# start of Provided material

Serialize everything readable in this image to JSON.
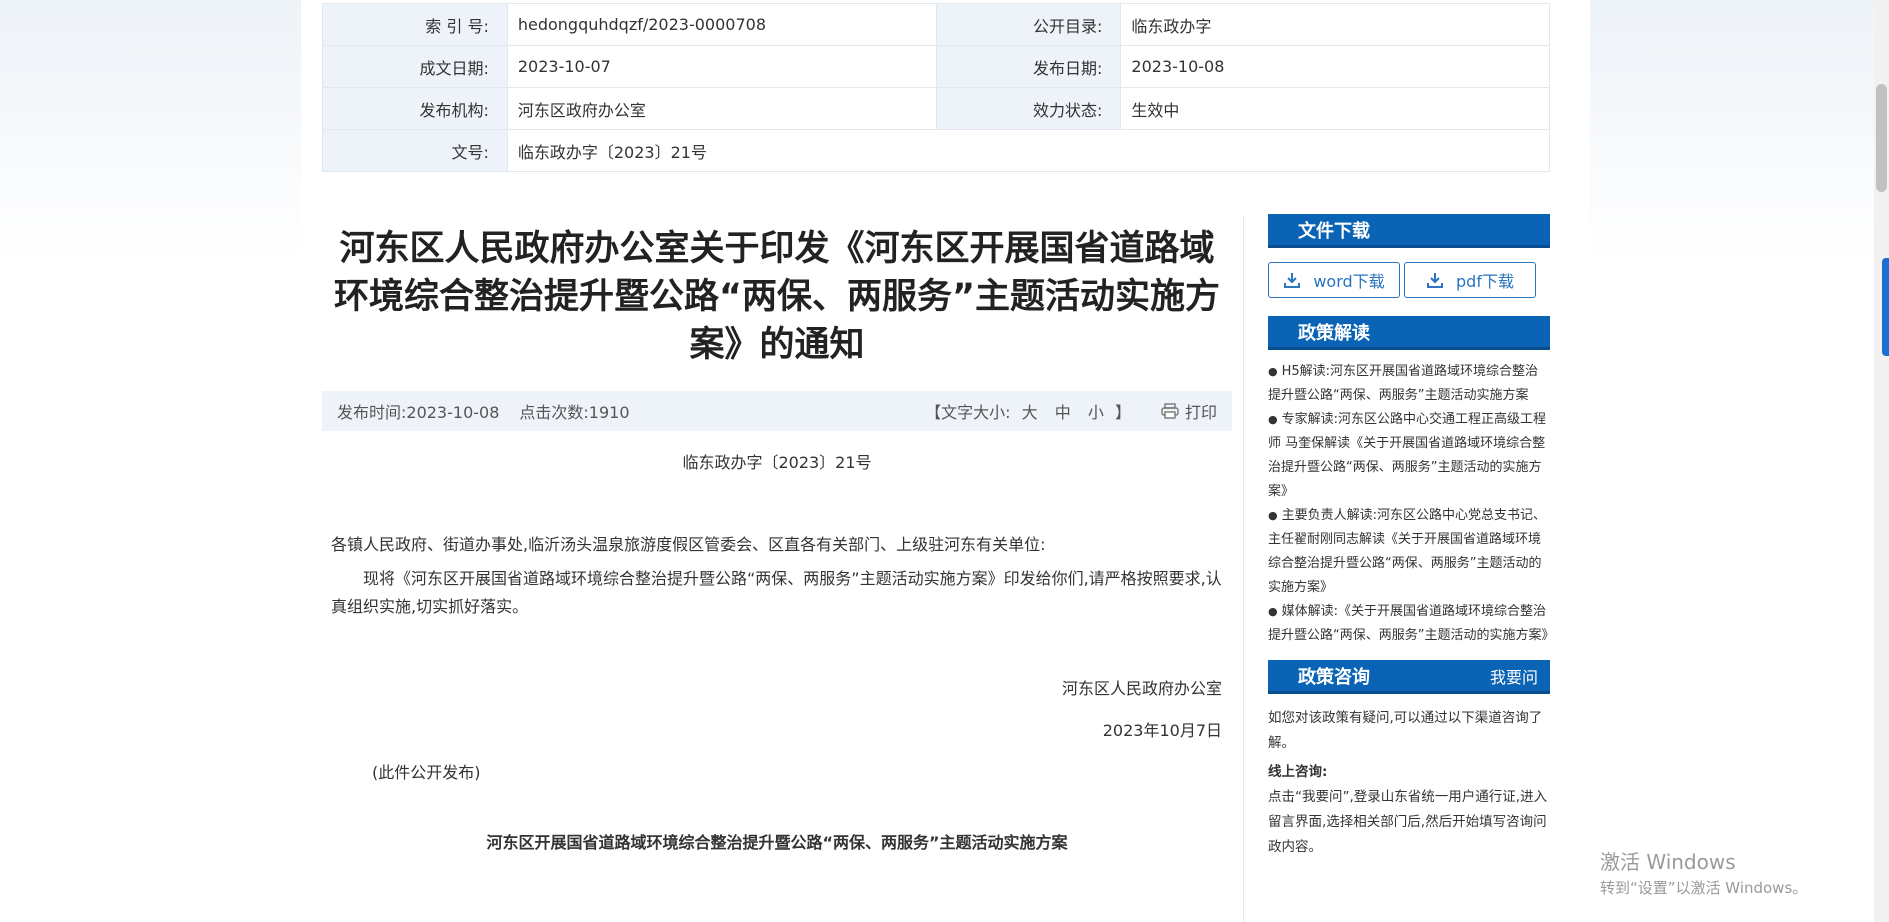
{
  "meta": {
    "rows": [
      {
        "k1": "索 引 号:",
        "v1": "hedongquhdqzf/2023-0000708",
        "k2": "公开目录:",
        "v2": "临东政办字"
      },
      {
        "k1": "成文日期:",
        "v1": "2023-10-07",
        "k2": "发布日期:",
        "v2": "2023-10-08"
      },
      {
        "k1": "发布机构:",
        "v1": "河东区政府办公室",
        "k2": "效力状态:",
        "v2": "生效中"
      }
    ],
    "docno_label": "文号:",
    "docno_value": "临东政办字〔2023〕21号"
  },
  "article": {
    "title": "河东区人民政府办公室关于印发《河东区开展国省道路域环境综合整治提升暨公路“两保、两服务”主题活动实施方案》的通知",
    "publish_time": "发布时间:2023-10-08",
    "clicks": "点击次数:1910",
    "font_size_label": "【文字大小:",
    "font_large": "大",
    "font_medium": "中",
    "font_small": "小",
    "font_close": "】",
    "print": "打印",
    "doc_number": "临东政办字〔2023〕21号",
    "addressees": "各镇人民政府、街道办事处,临沂汤头温泉旅游度假区管委会、区直各有关部门、上级驻河东有关单位:",
    "paragraph": "现将《河东区开展国省道路域环境综合整治提升暨公路“两保、两服务”主题活动实施方案》印发给你们,请严格按照要求,认真组织实施,切实抓好落实。",
    "signature": "河东区人民政府办公室",
    "date": "2023年10月7日",
    "public_note": "(此件公开发布)",
    "subtitle": "河东区开展国省道路域环境综合整治提升暨公路“两保、两服务”主题活动实施方案"
  },
  "sidebar": {
    "download_title": "文件下载",
    "word_btn": "word下载",
    "pdf_btn": "pdf下载",
    "interp_title": "政策解读",
    "interp_items": [
      "H5解读:河东区开展国省道路域环境综合整治提升暨公路“两保、两服务”主题活动实施方案",
      "专家解读:河东区公路中心交通工程正高级工程师 马奎保解读《关于开展国省道路域环境综合整治提升暨公路“两保、两服务”主题活动的实施方案》",
      "主要负责人解读:河东区公路中心党总支书记、主任翟耐刚同志解读《关于开展国省道路域环境综合整治提升暨公路“两保、两服务”主题活动的实施方案》",
      "媒体解读:《关于开展国省道路域环境综合整治提升暨公路“两保、两服务”主题活动的实施方案》"
    ],
    "consult_title": "政策咨询",
    "consult_more": "我要问",
    "consult_intro": "如您对该政策有疑问,可以通过以下渠道咨询了解。",
    "online_label": "线上咨询:",
    "online_text": "点击“我要问”,登录山东省统一用户通行证,进入留言界面,选择相关部门后,然后开始填写咨询问政内容。"
  },
  "watermark": {
    "line1": "激活 Windows",
    "line2": "转到“设置”以激活 Windows。"
  },
  "colors": {
    "accent": "#0a63b5",
    "meta_key_bg": "#eef3fa"
  }
}
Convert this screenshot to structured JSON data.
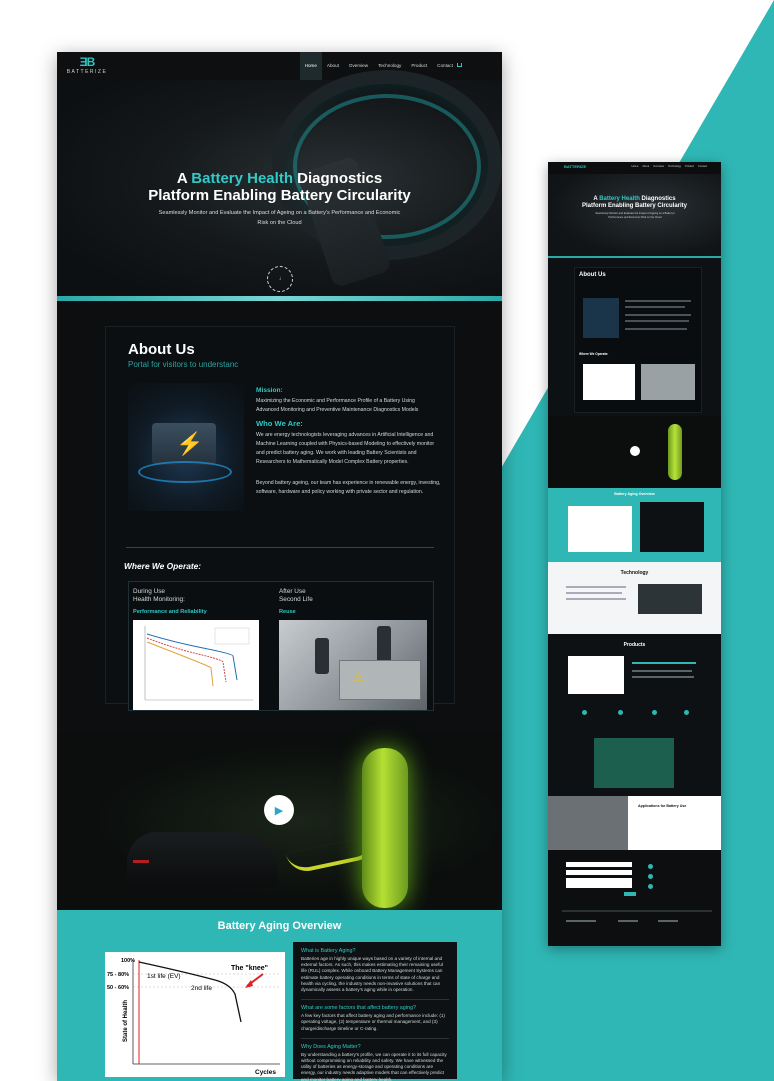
{
  "nav": {
    "logo_text": "BATTERIZE",
    "items": [
      "Home",
      "About",
      "Overview",
      "Technology",
      "Product",
      "Contact"
    ],
    "active": "Home"
  },
  "hero": {
    "title_pre": "A ",
    "title_highlight": "Battery Health",
    "title_post": " Diagnostics",
    "title_line2": "Platform Enabling Battery Circularity",
    "subtitle": "Seamlessly Monitor and Evaluate the Impact of Ageing on a Battery's Performance and Economic Risk on the Cloud"
  },
  "about": {
    "heading": "About Us",
    "tagline": "Portal for visitors to understanc",
    "mission_heading": "Mission:",
    "mission_text": "Maximizing the Economic and Performance Profile of a Battery Using Advanced Monitoring and Preventive Maintenance Diagnostics Models",
    "who_heading": "Who We Are:",
    "who_text": "We are energy technologists leveraging advances in Artificial Intelligence and Machine Learning coupled with Physics-based Modeling to effectively monitor and predict battery aging. We work with leading Battery Scientists and Researchers to Mathematically Model Complex Battery properties.",
    "who_text2": "Beyond battery ageing, our team has experience in renewable energy, investing, software, hardware and policy working with private sector and regulation.",
    "where_heading": "Where We Operate:",
    "col1_title": "During Use\nHealth Monitoring:",
    "col1_tag": "Performance and Reliability",
    "col2_title": "After Use\nSecond Life",
    "col2_tag": "Reuse"
  },
  "aging": {
    "heading": "Battery Aging Overview",
    "q1": "What is Battery Aging?",
    "a1": "Batteries age in highly unique ways based on a variety of internal and external factors. As such, this makes estimating their remaining useful life (RUL) complex. While onboard Battery Management Systems can estimate battery operating conditions in terms of state of charge and health via cycling, the industry needs non-invasive solutions that can dynamically assess a battery's aging while in operation.",
    "q2": "What are some factors that affect battery aging?",
    "a2": "A few key factors that affect battery aging and performance include: (1) operating voltage, (2) temperature or thermal management, and (3) charge/discharge timeline or C-rating.",
    "q3": "Why Does Aging Matter?",
    "a3": "By understanding a battery's profile, we can operate it to its full capacity without compromising on reliability and safety. We have witnessed the utility of batteries as energy-storage and operating conditions are energy, our industry needs adaptive models that can effectively predict and monitor battery aging and battery health."
  },
  "aging_chart": {
    "y_labels": [
      "100%",
      "75 - 80%",
      "50 - 60%"
    ],
    "ylabel": "State of Health",
    "xlabel": "Cycles",
    "label_first": "1st life (EV)",
    "label_second": "2nd life",
    "label_knee": "The \"knee\""
  },
  "mini": {
    "hero_line1_pre": "A ",
    "hero_line1_hl": "Battery Health",
    "hero_line1_post": " Diagnostics",
    "hero_line2": "Platform Enabling Battery Circularity",
    "about": "About Us",
    "where": "Where We Operate:",
    "aging": "Battery Aging Overview",
    "technology": "Technology",
    "products": "Products",
    "applications": "Applications for Battery Use"
  },
  "colors": {
    "accent": "#2fb7b5",
    "dark": "#0c0e10"
  }
}
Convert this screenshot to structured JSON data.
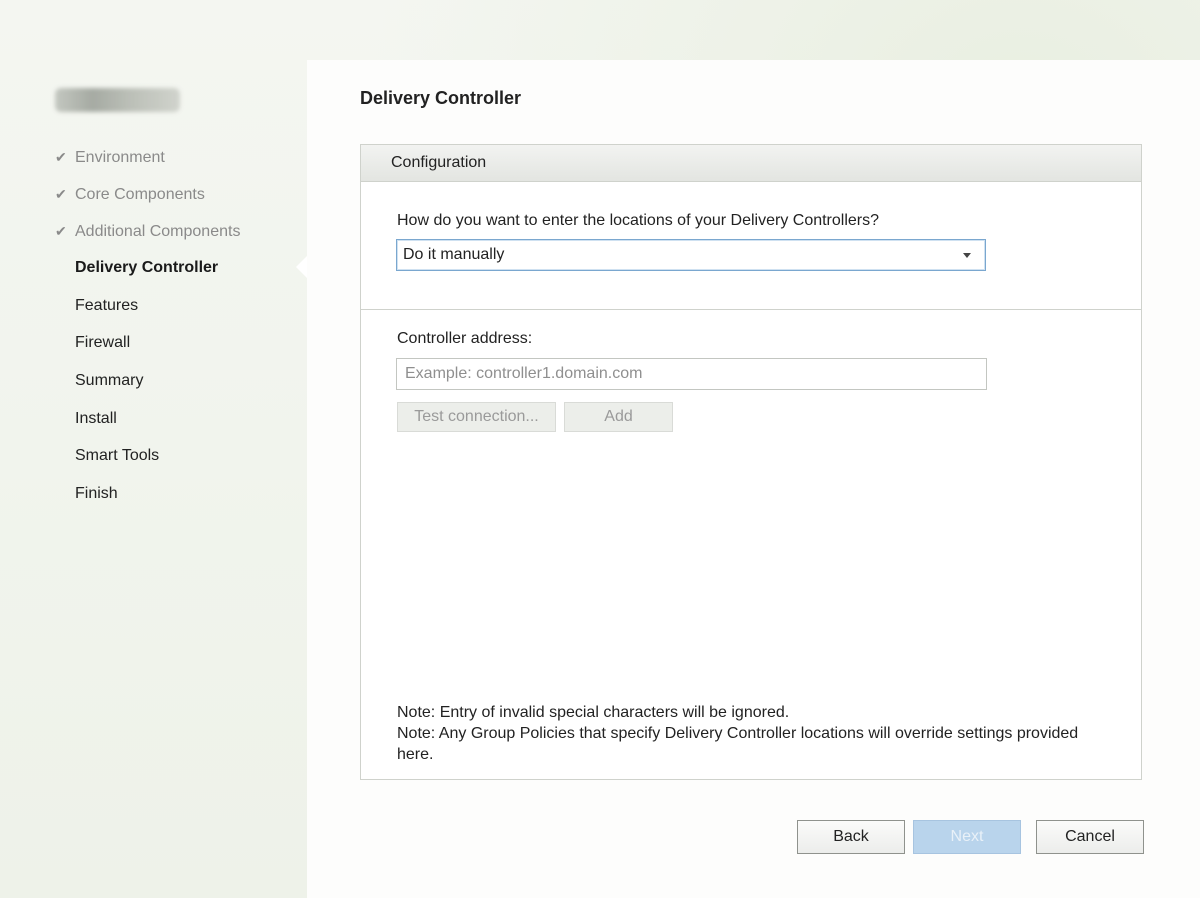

# end of Provided material

Written problem –
The data above needs to be retyped exactly, with the images left out.

Solution to this problem –
Serialize everything readable in this image to JSON.
{
  "meta": {
    "rows": [
      {
        "k1": "索 引 号:",
        "v1": "hedongquhdqzf/2023-0000708",
        "k2": "公开目录:",
        "v2": "临东政办字"
      },
      {
        "k1": "成文日期:",
        "v1": "2023-10-07",
        "k2": "发布日期:",
        "v2": "2023-10-08"
      },
      {
        "k1": "发布机构:",
        "v1": "河东区政府办公室",
        "k2": "效力状态:",
        "v2": "生效中"
      }
    ],
    "docno_label": "文号:",
    "docno_value": "临东政办字〔2023〕21号"
  },
  "article": {
    "title": "河东区人民政府办公室关于印发《河东区开展国省道路域环境综合整治提升暨公路“两保、两服务”主题活动实施方案》的通知",
    "publish_time": "发布时间:2023-10-08",
    "clicks": "点击次数:1910",
    "font_size_label": "【文字大小:",
    "font_large": "大",
    "font_medium": "中",
    "font_small": "小",
    "font_close": "】",
    "print": "打印",
    "doc_number": "临东政办字〔2023〕21号",
    "addressees": "各镇人民政府、街道办事处,临沂汤头温泉旅游度假区管委会、区直各有关部门、上级驻河东有关单位:",
    "paragraph": "现将《河东区开展国省道路域环境综合整治提升暨公路“两保、两服务”主题活动实施方案》印发给你们,请严格按照要求,认真组织实施,切实抓好落实。",
    "signature": "河东区人民政府办公室",
    "date": "2023年10月7日",
    "public_note": "(此件公开发布)",
    "subtitle": "河东区开展国省道路域环境综合整治提升暨公路“两保、两服务”主题活动实施方案"
  },
  "sidebar": {
    "download_title": "文件下载",
    "word_btn": "word下载",
    "pdf_btn": "pdf下载",
    "interp_title": "政策解读",
    "interp_items": [
      "H5解读:河东区开展国省道路域环境综合整治提升暨公路“两保、两服务”主题活动实施方案",
      "专家解读:河东区公路中心交通工程正高级工程师 马奎保解读《关于开展国省道路域环境综合整治提升暨公路“两保、两服务”主题活动的实施方案》",
      "主要负责人解读:河东区公路中心党总支书记、主任翟耐刚同志解读《关于开展国省道路域环境综合整治提升暨公路“两保、两服务”主题活动的实施方案》",
      "媒体解读:《关于开展国省道路域环境综合整治提升暨公路“两保、两服务”主题活动的实施方案》"
    ],
    "consult_title": "政策咨询",
    "consult_more": "我要问",
    "consult_intro": "如您对该政策有疑问,可以通过以下渠道咨询了解。",
    "online_label": "线上咨询:",
    "online_text": "点击“我要问”,登录山东省统一用户通行证,进入留言界面,选择相关部门后,然后开始填写咨询问政内容。"
  },
  "watermark": {
    "line1": "激活 Windows",
    "line2": "转到“设置”以激活 Windows。"
  },
  "colors": {
    "accent": "#0a63b5",
    "meta_key_bg": "#eef3fa"
  }
}
Convert this screenshot to structured JSON data.
{
  "nav": {
    "logo_text": "BATTERIZE",
    "items": [
      "Home",
      "About",
      "Overview",
      "Technology",
      "Product",
      "Contact"
    ],
    "active": "Home"
  },
  "hero": {
    "title_pre": "A ",
    "title_highlight": "Battery Health",
    "title_post": " Diagnostics",
    "title_line2": "Platform Enabling Battery Circularity",
    "subtitle": "Seamlessly Monitor and Evaluate the Impact of Ageing on a Battery's Performance and Economic Risk on the Cloud"
  },
  "about": {
    "heading": "About Us",
    "tagline": "Portal for visitors to understanc",
    "mission_heading": "Mission:",
    "mission_text": "Maximizing the Economic and Performance Profile of a Battery Using Advanced Monitoring and Preventive Maintenance Diagnostics Models",
    "who_heading": "Who We Are:",
    "who_text": "We are energy technologists leveraging advances in Artificial Intelligence and Machine Learning coupled with Physics-based Modeling to effectively monitor and predict battery aging. We work with leading Battery Scientists and Researchers to Mathematically Model Complex Battery properties.",
    "who_text2": "Beyond battery ageing, our team has experience in renewable energy, investing, software, hardware and policy working with private sector and regulation.",
    "where_heading": "Where We Operate:",
    "col1_title": "During Use\nHealth Monitoring:",
    "col1_tag": "Performance and Reliability",
    "col2_title": "After Use\nSecond Life",
    "col2_tag": "Reuse"
  },
  "aging": {
    "heading": "Battery Aging Overview",
    "q1": "What is Battery Aging?",
    "a1": "Batteries age in highly unique ways based on a variety of internal and external factors. As such, this makes estimating their remaining useful life (RUL) complex. While onboard Battery Management Systems can estimate battery operating conditions in terms of state of charge and health via cycling, the industry needs non-invasive solutions that can dynamically assess a battery's aging while in operation.",
    "q2": "What are some factors that affect battery aging?",
    "a2": "A few key factors that affect battery aging and performance include: (1) operating voltage, (2) temperature or thermal management, and (3) charge/discharge timeline or C-rating.",
    "q3": "Why Does Aging Matter?",
    "a3": "By understanding a battery's profile, we can operate it to its full capacity without compromising on reliability and safety. We have witnessed the utility of batteries as energy-storage and operating conditions are energy, our industry needs adaptive models that can effectively predict and monitor battery aging and battery health."
  },
  "aging_chart": {
    "y_labels": [
      "100%",
      "75 - 80%",
      "50 - 60%"
    ],
    "ylabel": "State of Health",
    "xlabel": "Cycles",
    "label_first": "1st life (EV)",
    "label_second": "2nd life",
    "label_knee": "The \"knee\""
  },
  "mini": {
    "hero_line1_pre": "A ",
    "hero_line1_hl": "Battery Health",
    "hero_line1_post": " Diagnostics",
    "hero_line2": "Platform Enabling Battery Circularity",
    "about": "About Us",
    "where": "Where We Operate:",
    "aging": "Battery Aging Overview",
    "technology": "Technology",
    "products": "Products",
    "applications": "Applications for Battery Use"
  },
  "colors": {
    "accent": "#2fb7b5",
    "dark": "#0c0e10"
  }
}
Convert this screenshot to structured JSON data.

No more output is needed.